Records from a collection
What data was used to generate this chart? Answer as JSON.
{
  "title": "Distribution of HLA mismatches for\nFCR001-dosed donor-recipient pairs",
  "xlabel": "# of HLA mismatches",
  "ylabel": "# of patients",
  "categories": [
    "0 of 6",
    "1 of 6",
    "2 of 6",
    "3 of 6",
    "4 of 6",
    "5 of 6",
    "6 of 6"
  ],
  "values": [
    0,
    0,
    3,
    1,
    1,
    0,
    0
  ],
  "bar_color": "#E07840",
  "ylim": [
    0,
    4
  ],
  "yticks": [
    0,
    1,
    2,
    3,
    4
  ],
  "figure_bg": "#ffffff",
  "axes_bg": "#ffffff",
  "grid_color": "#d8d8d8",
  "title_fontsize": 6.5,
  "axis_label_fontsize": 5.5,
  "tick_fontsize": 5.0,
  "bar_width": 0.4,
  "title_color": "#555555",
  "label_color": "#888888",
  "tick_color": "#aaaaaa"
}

:: WORK REQUIRED ::
Without omission, return all of the records exactly as given.

:: SOLUTION TO THIS EXERCISE ::
What data was used to generate this chart? Answer as JSON.
{
  "title": "Distribution of HLA mismatches for\nFCR001-dosed donor-recipient pairs",
  "xlabel": "# of HLA mismatches",
  "ylabel": "# of patients",
  "categories": [
    "0 of 6",
    "1 of 6",
    "2 of 6",
    "3 of 6",
    "4 of 6",
    "5 of 6",
    "6 of 6"
  ],
  "values": [
    0,
    0,
    3,
    1,
    1,
    0,
    0
  ],
  "bar_color": "#E07840",
  "ylim": [
    0,
    4
  ],
  "yticks": [
    0,
    1,
    2,
    3,
    4
  ],
  "figure_bg": "#ffffff",
  "axes_bg": "#ffffff",
  "grid_color": "#d8d8d8",
  "title_fontsize": 6.5,
  "axis_label_fontsize": 5.5,
  "tick_fontsize": 5.0,
  "bar_width": 0.4,
  "title_color": "#555555",
  "label_color": "#888888",
  "tick_color": "#aaaaaa"
}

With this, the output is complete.